Lines that contain the string "сделок" are to be copied; leave out all others.

################

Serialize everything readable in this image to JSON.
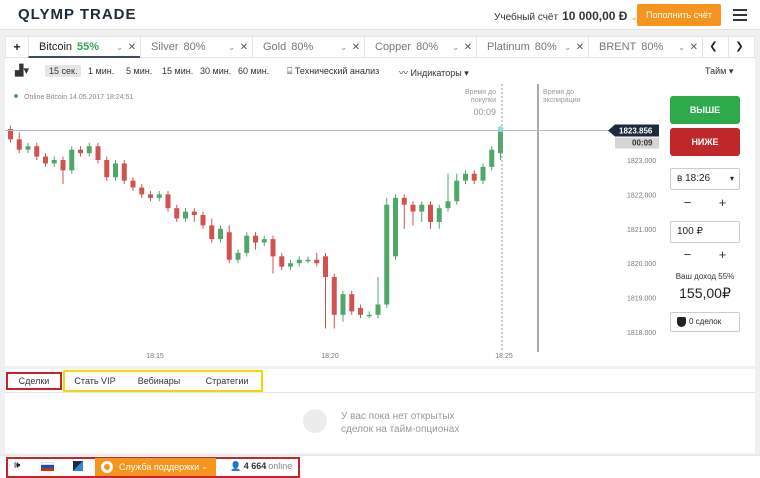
{
  "header": {
    "logo": "QLYMP TRADE",
    "account_label": "Учебный счёт",
    "balance": "10 000,00 Ð",
    "deposit_label": "Пополнить счёт"
  },
  "tabs": [
    {
      "name": "Bitcoin",
      "pct": "55%"
    },
    {
      "name": "Silver",
      "pct": "80%"
    },
    {
      "name": "Gold",
      "pct": "80%"
    },
    {
      "name": "Copper",
      "pct": "80%"
    },
    {
      "name": "Platinum",
      "pct": "80%"
    },
    {
      "name": "BRENT",
      "pct": "80%"
    }
  ],
  "toolbar": {
    "timeframes": [
      "15 сек.",
      "1 мин.",
      "5 мин.",
      "15 мин.",
      "30 мин.",
      "60 мин."
    ],
    "tech_analysis": "Технический анализ",
    "indicators": "Индикаторы",
    "theme": "Тайм"
  },
  "chart_data": {
    "type": "candlestick",
    "asset_info": "Online Bitcoin 14.05.2017 18:24:51",
    "purchase_label_1": "Время до",
    "purchase_label_2": "покупки",
    "purchase_timer": "00:09",
    "expiry_label_1": "Время до",
    "expiry_label_2": "экспирации",
    "current_price": "1823.856",
    "current_timer": "00:09",
    "y_ticks": [
      "1823.000",
      "1822.000",
      "1821.000",
      "1820.000",
      "1819.000",
      "1818.000"
    ],
    "x_ticks": [
      "18:15",
      "18:20",
      "18:25"
    ],
    "ylim": [
      1817.8,
      1824.5
    ],
    "up_color": "#4fa86a",
    "down_color": "#d0534f",
    "candles": [
      [
        1823.9,
        1823.6,
        1824.0,
        1823.5
      ],
      [
        1823.6,
        1823.3,
        1823.8,
        1823.2
      ],
      [
        1823.3,
        1823.4,
        1823.5,
        1823.2
      ],
      [
        1823.4,
        1823.1,
        1823.5,
        1823.0
      ],
      [
        1823.1,
        1822.9,
        1823.2,
        1822.8
      ],
      [
        1822.9,
        1823.0,
        1823.1,
        1822.8
      ],
      [
        1823.0,
        1822.7,
        1823.1,
        1822.3
      ],
      [
        1822.7,
        1823.3,
        1823.4,
        1822.6
      ],
      [
        1823.3,
        1823.2,
        1823.4,
        1823.1
      ],
      [
        1823.2,
        1823.4,
        1823.5,
        1823.1
      ],
      [
        1823.4,
        1823.0,
        1823.5,
        1822.9
      ],
      [
        1823.0,
        1822.5,
        1823.1,
        1822.4
      ],
      [
        1822.5,
        1822.9,
        1823.0,
        1822.4
      ],
      [
        1822.9,
        1822.4,
        1823.0,
        1822.3
      ],
      [
        1822.4,
        1822.2,
        1822.5,
        1822.1
      ],
      [
        1822.2,
        1822.0,
        1822.3,
        1821.9
      ],
      [
        1822.0,
        1821.9,
        1822.1,
        1821.8
      ],
      [
        1821.9,
        1822.0,
        1822.1,
        1821.8
      ],
      [
        1822.0,
        1821.6,
        1822.1,
        1821.5
      ],
      [
        1821.6,
        1821.3,
        1821.7,
        1821.2
      ],
      [
        1821.3,
        1821.5,
        1821.6,
        1821.2
      ],
      [
        1821.5,
        1821.4,
        1821.6,
        1821.2
      ],
      [
        1821.4,
        1821.1,
        1821.5,
        1821.0
      ],
      [
        1821.1,
        1820.7,
        1821.3,
        1820.6
      ],
      [
        1820.7,
        1821.0,
        1821.1,
        1820.6
      ],
      [
        1820.9,
        1820.1,
        1821.1,
        1820.0
      ],
      [
        1820.1,
        1820.3,
        1820.4,
        1820.0
      ],
      [
        1820.3,
        1820.8,
        1820.9,
        1820.2
      ],
      [
        1820.8,
        1820.6,
        1820.9,
        1820.4
      ],
      [
        1820.6,
        1820.7,
        1820.8,
        1820.5
      ],
      [
        1820.7,
        1820.2,
        1820.8,
        1819.7
      ],
      [
        1820.2,
        1819.9,
        1820.3,
        1819.8
      ],
      [
        1819.9,
        1820.0,
        1820.1,
        1819.8
      ],
      [
        1820.0,
        1820.1,
        1820.2,
        1819.9
      ],
      [
        1820.1,
        1820.1,
        1820.2,
        1820.0
      ],
      [
        1820.1,
        1820.0,
        1820.3,
        1819.9
      ],
      [
        1820.2,
        1819.6,
        1820.3,
        1818.1
      ],
      [
        1819.6,
        1818.5,
        1819.7,
        1818.1
      ],
      [
        1818.5,
        1819.1,
        1819.2,
        1818.3
      ],
      [
        1819.1,
        1818.6,
        1819.2,
        1818.5
      ],
      [
        1818.7,
        1818.5,
        1818.8,
        1818.4
      ],
      [
        1818.5,
        1818.5,
        1818.6,
        1818.4
      ],
      [
        1818.5,
        1818.8,
        1819.6,
        1818.4
      ],
      [
        1818.8,
        1821.7,
        1821.9,
        1818.7
      ],
      [
        1820.2,
        1821.9,
        1822.0,
        1820.1
      ],
      [
        1821.9,
        1821.7,
        1822.0,
        1821.0
      ],
      [
        1821.7,
        1821.5,
        1821.8,
        1821.1
      ],
      [
        1821.5,
        1821.7,
        1821.8,
        1821.2
      ],
      [
        1821.7,
        1821.2,
        1821.8,
        1821.0
      ],
      [
        1821.2,
        1821.6,
        1821.7,
        1821.0
      ],
      [
        1821.6,
        1821.8,
        1822.6,
        1821.5
      ],
      [
        1821.8,
        1822.4,
        1822.6,
        1821.7
      ],
      [
        1822.4,
        1822.6,
        1822.7,
        1822.3
      ],
      [
        1822.6,
        1822.4,
        1822.7,
        1822.3
      ],
      [
        1822.4,
        1822.8,
        1822.9,
        1822.3
      ],
      [
        1822.8,
        1823.3,
        1823.4,
        1822.7
      ],
      [
        1823.2,
        1823.9,
        1823.9,
        1823.0
      ]
    ]
  },
  "side": {
    "buy_label": "ВЫШЕ",
    "sell_label": "НИЖЕ",
    "time_value": "в 18:26",
    "amount_value": "100 ₽",
    "income_label": "Ваш доход 55%",
    "income_value": "155,00₽",
    "deals_label": "0 сделок",
    "minus": "−",
    "plus": "+"
  },
  "bottom_tabs": [
    "Сделки",
    "Стать VIP",
    "Вебинары",
    "Стратегии"
  ],
  "empty_deals": {
    "line1": "У вас пока нет открытых",
    "line2": "сделок на тайм-опционах"
  },
  "footer": {
    "support_label": "Служба поддержки",
    "online_count": "4 664",
    "online_label": "online"
  }
}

################

▶ _ANSWER TO THIS TASK_
    "deals_label": "0 сделок",
    "line2": "сделок на тайм-опционах"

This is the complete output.